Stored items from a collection
........
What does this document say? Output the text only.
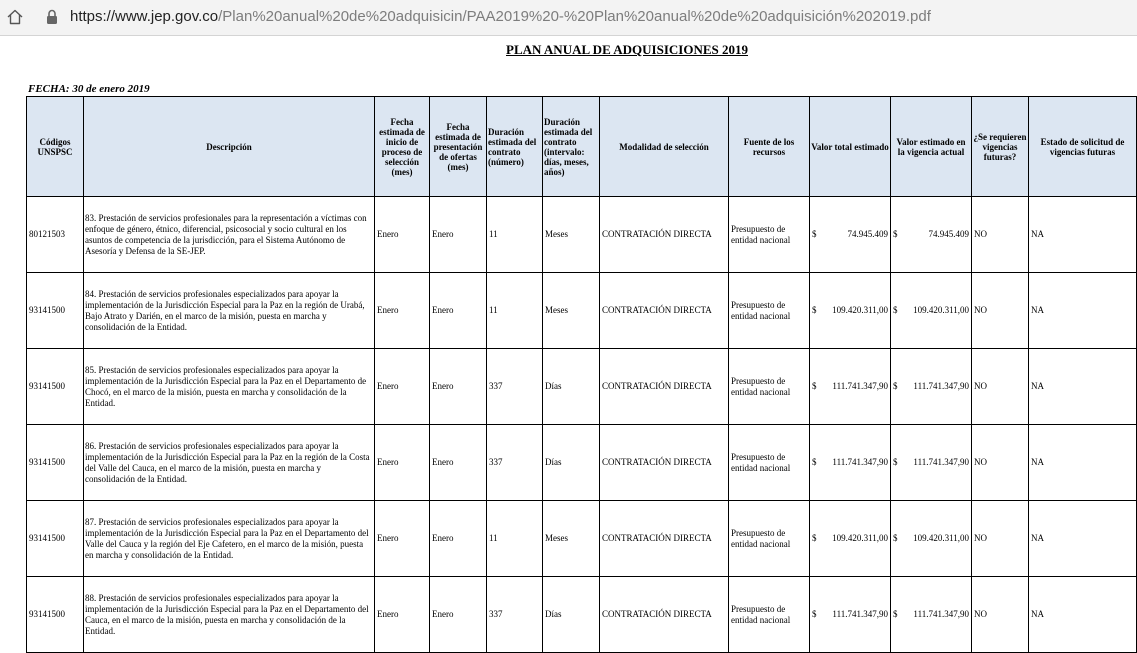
https://www.jep.gov.co/Plan%20anual%20de%20adquisicin/PAA2019%20-%20Plan%20anual%20de%20adquisición%202019.pdf
PLAN ANUAL DE ADQUISICIONES 2019
FECHA: 30 de enero 2019
Códigos UNSPSC	Descripción	Fecha estimada de inicio de proceso de selección (mes)	Fecha estimada de presentación de ofertas (mes)	Duración estimada del contrato (número)	Duración estimada del contrato (intervalo: días, meses, años)	Modalidad de selección	Fuente de los recursos	Valor total estimado	Valor estimado en la vigencia actual	¿Se requieren vigencias futuras?	Estado de solicitud de vigencias futuras
80121503	83. Prestación de servicios profesionales para la representación a víctimas con enfoque de género, étnico, diferencial, psicosocial y socio cultural en los asuntos de competencia de la jurisdicción, para el Sistema Autónomo de Asesoría y Defensa de la SE-JEP.	Enero	Enero	11	Meses	CONTRATACIÓN DIRECTA	Presupuesto de entidad nacional	$ 74.945.409	$ 74.945.409	NO	NA
93141500	84. Prestación de servicios profesionales especializados para apoyar la implementación de la Jurisdicción Especial para la Paz en la región de Urabá, Bajo Atrato y Darién, en el marco de la misión, puesta en marcha y consolidación de la Entidad.	Enero	Enero	11	Meses	CONTRATACIÓN DIRECTA	Presupuesto de entidad nacional	$ 109.420.311,00	$ 109.420.311,00	NO	NA
93141500	85. Prestación de servicios profesionales especializados para apoyar la implementación de la Jurisdicción Especial para la Paz en el Departamento de Chocó, en el marco de la misión, puesta en marcha y consolidación de la Entidad.	Enero	Enero	337	Días	CONTRATACIÓN DIRECTA	Presupuesto de entidad nacional	$ 111.741.347,90	$ 111.741.347,90	NO	NA
93141500	86. Prestación de servicios profesionales especializados para apoyar la implementación de la Jurisdicción Especial para la Paz en la región de la Costa del Valle del Cauca, en el marco de la misión, puesta en marcha y consolidación de la Entidad.	Enero	Enero	337	Días	CONTRATACIÓN DIRECTA	Presupuesto de entidad nacional	$ 111.741.347,90	$ 111.741.347,90	NO	NA
93141500	87. Prestación de servicios profesionales especializados para apoyar la implementación de la Jurisdicción Especial para la Paz en el Departamento del Valle del Cauca y la región del Eje Cafetero, en el marco de la misión, puesta en marcha y consolidación de la Entidad.	Enero	Enero	11	Meses	CONTRATACIÓN DIRECTA	Presupuesto de entidad nacional	$ 109.420.311,00	$ 109.420.311,00	NO	NA
93141500	88. Prestación de servicios profesionales especializados para apoyar la implementación de la Jurisdicción Especial para la Paz en el Departamento del Cauca, en el marco de la misión, puesta en marcha y consolidación de la Entidad.	Enero	Enero	337	Días	CONTRATACIÓN DIRECTA	Presupuesto de entidad nacional	$ 111.741.347,90	$ 111.741.347,90	NO	NA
........
DESCRIPTION OF THE TASK »
The records above must be printed exactly; the pictures stay out.

OUTPUT FOR THIS TASK »
What does this document say? Output the text only.
https://www.jep.gov.co/Plan%20anual%20de%20adquisicin/PAA2019%20-%20Plan%20anual%20de%20adquisición%202019.pdf
PLAN ANUAL DE ADQUISICIONES 2019
FECHA: 30 de enero 2019
Códigos UNSPSC	Descripción	Fecha estimada de inicio de proceso de selección (mes)	Fecha estimada de presentación de ofertas (mes)	Duración estimada del contrato (número)	Duración estimada del contrato (intervalo: días, meses, años)	Modalidad de selección	Fuente de los recursos	Valor total estimado	Valor estimado en la vigencia actual	¿Se requieren vigencias futuras?	Estado de solicitud de vigencias futuras
80121503	83. Prestación de servicios profesionales para la representación a víctimas con enfoque de género, étnico, diferencial, psicosocial y socio cultural en los asuntos de competencia de la jurisdicción, para el Sistema Autónomo de Asesoría y Defensa de la SE-JEP.	Enero	Enero	11	Meses	CONTRATACIÓN DIRECTA	Presupuesto de entidad nacional	$ 74.945.409	$ 74.945.409	NO	NA
93141500	84. Prestación de servicios profesionales especializados para apoyar la implementación de la Jurisdicción Especial para la Paz en la región de Urabá, Bajo Atrato y Darién, en el marco de la misión, puesta en marcha y consolidación de la Entidad.	Enero	Enero	11	Meses	CONTRATACIÓN DIRECTA	Presupuesto de entidad nacional	$ 109.420.311,00	$ 109.420.311,00	NO	NA
93141500	85. Prestación de servicios profesionales especializados para apoyar la implementación de la Jurisdicción Especial para la Paz en el Departamento de Chocó, en el marco de la misión, puesta en marcha y consolidación de la Entidad.	Enero	Enero	337	Días	CONTRATACIÓN DIRECTA	Presupuesto de entidad nacional	$ 111.741.347,90	$ 111.741.347,90	NO	NA
93141500	86. Prestación de servicios profesionales especializados para apoyar la implementación de la Jurisdicción Especial para la Paz en la región de la Costa del Valle del Cauca, en el marco de la misión, puesta en marcha y consolidación de la Entidad.	Enero	Enero	337	Días	CONTRATACIÓN DIRECTA	Presupuesto de entidad nacional	$ 111.741.347,90	$ 111.741.347,90	NO	NA
93141500	87. Prestación de servicios profesionales especializados para apoyar la implementación de la Jurisdicción Especial para la Paz en el Departamento del Valle del Cauca y la región del Eje Cafetero, en el marco de la misión, puesta en marcha y consolidación de la Entidad.	Enero	Enero	11	Meses	CONTRATACIÓN DIRECTA	Presupuesto de entidad nacional	$ 109.420.311,00	$ 109.420.311,00	NO	NA
93141500	88. Prestación de servicios profesionales especializados para apoyar la implementación de la Jurisdicción Especial para la Paz en el Departamento del Cauca, en el marco de la misión, puesta en marcha y consolidación de la Entidad.	Enero	Enero	337	Días	CONTRATACIÓN DIRECTA	Presupuesto de entidad nacional	$ 111.741.347,90	$ 111.741.347,90	NO	NA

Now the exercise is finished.